Task directions
Copy each line containing the word "Imming" from the records that follow, please.

——————

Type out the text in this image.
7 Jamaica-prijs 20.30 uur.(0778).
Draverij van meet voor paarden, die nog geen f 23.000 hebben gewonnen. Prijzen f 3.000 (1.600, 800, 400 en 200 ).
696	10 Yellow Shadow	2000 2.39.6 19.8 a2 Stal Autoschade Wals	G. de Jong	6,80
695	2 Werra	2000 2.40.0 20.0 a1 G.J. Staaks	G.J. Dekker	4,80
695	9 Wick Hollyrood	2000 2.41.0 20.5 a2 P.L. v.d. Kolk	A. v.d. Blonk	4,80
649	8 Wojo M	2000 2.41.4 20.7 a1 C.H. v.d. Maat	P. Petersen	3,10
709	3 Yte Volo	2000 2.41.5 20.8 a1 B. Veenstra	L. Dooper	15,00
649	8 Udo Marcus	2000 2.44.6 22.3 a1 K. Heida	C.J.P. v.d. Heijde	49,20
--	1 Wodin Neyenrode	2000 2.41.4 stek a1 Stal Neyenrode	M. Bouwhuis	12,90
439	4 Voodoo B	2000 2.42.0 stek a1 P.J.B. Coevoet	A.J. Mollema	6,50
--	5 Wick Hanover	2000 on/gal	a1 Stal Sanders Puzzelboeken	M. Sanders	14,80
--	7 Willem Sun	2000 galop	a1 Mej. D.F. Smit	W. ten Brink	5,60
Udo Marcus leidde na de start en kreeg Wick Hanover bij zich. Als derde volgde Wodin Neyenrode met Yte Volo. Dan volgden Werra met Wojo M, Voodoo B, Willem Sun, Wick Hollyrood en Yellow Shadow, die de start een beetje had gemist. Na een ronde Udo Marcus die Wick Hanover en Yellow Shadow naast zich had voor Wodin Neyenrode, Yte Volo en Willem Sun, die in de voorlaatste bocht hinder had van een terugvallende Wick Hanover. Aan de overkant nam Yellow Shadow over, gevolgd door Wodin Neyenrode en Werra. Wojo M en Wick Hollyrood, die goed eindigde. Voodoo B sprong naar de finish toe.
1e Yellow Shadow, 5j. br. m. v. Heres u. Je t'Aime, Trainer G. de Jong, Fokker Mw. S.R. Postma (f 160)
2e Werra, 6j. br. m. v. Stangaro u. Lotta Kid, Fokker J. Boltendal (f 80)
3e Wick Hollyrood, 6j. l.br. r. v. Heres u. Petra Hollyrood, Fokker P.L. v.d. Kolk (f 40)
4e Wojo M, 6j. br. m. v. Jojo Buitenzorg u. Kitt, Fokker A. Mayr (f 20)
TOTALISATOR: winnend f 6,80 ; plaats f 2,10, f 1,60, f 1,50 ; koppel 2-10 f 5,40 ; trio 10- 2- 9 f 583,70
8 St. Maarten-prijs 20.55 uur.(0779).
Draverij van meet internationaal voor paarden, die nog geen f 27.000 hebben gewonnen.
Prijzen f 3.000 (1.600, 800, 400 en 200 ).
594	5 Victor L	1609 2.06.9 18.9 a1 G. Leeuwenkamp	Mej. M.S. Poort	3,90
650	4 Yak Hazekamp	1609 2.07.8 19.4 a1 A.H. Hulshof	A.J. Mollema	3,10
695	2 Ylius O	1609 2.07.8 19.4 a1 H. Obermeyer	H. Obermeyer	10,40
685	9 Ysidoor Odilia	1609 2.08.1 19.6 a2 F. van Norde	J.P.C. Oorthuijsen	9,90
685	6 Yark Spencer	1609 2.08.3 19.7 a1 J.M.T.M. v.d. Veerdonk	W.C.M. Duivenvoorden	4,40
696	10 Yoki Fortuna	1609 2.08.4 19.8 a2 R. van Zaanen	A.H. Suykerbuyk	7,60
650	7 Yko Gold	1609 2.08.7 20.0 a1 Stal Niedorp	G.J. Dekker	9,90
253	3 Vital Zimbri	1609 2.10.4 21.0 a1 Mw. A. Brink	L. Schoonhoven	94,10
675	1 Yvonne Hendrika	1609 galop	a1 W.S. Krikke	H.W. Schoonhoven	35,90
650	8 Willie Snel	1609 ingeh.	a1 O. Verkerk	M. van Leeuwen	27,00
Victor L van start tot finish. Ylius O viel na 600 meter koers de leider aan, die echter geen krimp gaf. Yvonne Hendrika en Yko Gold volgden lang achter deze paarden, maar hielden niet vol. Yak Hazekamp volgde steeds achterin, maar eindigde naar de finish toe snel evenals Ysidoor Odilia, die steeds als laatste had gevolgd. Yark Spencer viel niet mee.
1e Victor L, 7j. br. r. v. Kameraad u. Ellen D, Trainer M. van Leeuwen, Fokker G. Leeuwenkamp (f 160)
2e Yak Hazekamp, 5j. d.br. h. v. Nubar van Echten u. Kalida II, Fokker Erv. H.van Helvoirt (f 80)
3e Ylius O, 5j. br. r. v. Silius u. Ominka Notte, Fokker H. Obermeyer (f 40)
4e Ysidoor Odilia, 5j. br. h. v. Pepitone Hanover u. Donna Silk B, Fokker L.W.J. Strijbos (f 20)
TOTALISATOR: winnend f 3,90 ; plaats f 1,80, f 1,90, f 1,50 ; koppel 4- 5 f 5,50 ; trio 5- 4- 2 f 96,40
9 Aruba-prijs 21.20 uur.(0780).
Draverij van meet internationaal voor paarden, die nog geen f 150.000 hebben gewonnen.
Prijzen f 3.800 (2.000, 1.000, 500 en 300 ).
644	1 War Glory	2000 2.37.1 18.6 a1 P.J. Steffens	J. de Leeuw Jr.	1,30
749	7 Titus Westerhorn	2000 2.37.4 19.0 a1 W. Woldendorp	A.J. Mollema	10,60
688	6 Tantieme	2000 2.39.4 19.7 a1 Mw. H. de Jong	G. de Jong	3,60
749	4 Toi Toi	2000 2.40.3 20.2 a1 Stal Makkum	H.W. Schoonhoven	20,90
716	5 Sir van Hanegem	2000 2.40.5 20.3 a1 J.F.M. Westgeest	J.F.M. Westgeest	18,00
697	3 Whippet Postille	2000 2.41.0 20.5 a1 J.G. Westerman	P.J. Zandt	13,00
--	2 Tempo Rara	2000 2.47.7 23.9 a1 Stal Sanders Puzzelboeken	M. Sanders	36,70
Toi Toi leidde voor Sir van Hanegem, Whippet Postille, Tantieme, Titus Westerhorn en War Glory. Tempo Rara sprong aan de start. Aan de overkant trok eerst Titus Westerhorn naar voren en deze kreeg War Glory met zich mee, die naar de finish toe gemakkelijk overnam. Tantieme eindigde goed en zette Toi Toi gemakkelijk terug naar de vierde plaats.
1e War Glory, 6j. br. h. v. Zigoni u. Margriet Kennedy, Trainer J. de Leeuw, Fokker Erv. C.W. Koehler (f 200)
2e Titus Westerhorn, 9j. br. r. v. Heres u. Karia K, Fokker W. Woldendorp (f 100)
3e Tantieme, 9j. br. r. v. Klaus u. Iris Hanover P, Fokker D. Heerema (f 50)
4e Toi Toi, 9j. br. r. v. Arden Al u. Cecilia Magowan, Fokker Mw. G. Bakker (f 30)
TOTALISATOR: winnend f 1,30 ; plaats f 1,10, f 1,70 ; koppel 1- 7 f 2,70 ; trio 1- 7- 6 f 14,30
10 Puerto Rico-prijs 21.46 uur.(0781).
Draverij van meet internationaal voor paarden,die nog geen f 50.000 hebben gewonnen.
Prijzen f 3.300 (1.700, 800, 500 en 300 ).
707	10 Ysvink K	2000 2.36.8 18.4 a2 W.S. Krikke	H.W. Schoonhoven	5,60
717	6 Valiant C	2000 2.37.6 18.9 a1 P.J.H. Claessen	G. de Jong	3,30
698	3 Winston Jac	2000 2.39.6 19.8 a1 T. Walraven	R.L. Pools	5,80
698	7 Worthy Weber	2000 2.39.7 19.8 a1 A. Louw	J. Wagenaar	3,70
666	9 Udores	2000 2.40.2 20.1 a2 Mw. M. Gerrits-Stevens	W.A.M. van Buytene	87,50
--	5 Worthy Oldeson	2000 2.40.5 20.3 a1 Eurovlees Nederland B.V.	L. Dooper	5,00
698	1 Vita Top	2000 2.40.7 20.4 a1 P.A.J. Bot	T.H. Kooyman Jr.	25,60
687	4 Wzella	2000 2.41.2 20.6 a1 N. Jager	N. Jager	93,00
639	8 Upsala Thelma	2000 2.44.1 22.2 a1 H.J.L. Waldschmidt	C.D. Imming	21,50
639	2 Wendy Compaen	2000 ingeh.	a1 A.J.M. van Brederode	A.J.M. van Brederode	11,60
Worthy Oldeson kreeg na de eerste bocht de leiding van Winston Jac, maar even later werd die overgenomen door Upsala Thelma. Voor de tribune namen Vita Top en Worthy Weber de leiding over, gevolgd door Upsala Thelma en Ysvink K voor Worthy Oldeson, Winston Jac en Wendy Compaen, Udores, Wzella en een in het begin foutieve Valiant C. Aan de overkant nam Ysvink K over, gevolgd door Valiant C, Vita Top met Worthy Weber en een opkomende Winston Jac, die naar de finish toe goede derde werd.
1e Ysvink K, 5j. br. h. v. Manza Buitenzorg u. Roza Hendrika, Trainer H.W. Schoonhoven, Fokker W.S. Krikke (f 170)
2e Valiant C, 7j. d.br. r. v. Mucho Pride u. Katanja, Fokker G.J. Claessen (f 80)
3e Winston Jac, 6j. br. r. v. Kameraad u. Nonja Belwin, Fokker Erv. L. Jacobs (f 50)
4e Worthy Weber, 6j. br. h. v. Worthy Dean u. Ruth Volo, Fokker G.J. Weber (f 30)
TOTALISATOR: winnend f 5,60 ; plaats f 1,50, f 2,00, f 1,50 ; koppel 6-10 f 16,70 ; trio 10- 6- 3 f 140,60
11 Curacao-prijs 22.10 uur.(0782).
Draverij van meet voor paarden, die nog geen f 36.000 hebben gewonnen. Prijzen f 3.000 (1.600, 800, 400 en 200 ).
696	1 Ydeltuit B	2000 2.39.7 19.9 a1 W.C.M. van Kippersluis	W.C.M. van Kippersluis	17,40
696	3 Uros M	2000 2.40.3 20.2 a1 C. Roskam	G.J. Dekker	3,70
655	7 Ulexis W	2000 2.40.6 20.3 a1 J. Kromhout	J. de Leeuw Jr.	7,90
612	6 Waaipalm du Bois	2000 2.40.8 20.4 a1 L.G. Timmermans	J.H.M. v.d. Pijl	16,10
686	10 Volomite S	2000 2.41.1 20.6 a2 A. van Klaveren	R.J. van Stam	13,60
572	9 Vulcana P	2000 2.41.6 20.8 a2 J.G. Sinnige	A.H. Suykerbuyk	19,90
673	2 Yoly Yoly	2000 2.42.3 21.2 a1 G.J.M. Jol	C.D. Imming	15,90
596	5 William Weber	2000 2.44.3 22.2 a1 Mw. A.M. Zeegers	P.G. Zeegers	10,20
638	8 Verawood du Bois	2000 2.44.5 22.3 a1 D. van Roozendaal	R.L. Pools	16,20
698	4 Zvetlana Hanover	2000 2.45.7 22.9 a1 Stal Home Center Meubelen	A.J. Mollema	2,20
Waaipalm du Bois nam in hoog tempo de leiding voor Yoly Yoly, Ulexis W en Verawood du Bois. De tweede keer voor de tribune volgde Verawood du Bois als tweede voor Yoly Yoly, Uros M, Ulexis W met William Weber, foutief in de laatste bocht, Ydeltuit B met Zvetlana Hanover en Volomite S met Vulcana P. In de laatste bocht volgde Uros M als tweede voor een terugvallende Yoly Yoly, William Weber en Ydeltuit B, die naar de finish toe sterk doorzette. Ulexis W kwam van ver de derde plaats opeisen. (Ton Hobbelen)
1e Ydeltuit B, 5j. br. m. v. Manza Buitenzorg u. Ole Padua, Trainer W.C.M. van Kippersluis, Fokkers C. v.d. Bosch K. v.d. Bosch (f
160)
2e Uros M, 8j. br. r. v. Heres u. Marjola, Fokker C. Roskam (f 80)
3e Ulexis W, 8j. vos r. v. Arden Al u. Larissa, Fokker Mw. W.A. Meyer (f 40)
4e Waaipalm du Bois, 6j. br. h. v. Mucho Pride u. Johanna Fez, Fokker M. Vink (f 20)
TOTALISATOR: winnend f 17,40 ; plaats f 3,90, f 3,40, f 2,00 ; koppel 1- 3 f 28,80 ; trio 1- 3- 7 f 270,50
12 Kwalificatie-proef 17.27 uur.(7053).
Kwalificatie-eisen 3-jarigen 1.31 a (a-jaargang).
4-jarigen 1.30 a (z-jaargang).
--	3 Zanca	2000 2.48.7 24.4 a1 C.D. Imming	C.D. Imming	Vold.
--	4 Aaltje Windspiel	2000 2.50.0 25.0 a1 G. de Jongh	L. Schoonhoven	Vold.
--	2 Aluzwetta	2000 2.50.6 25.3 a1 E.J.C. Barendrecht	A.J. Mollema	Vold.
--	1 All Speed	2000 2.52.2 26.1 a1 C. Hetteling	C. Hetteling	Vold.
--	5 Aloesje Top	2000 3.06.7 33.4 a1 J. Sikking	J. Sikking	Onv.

——————

Task result
639	8 Upsala Thelma	2000 2.44.1 22.2 a1 H.J.L. Waldschmidt	C.D. Imming	21,50
673	2 Yoly Yoly	2000 2.42.3 21.2 a1 G.J.M. Jol	C.D. Imming	15,90
--	3 Zanca	2000 2.48.7 24.4 a1 C.D. Imming	C.D. Imming	Vold.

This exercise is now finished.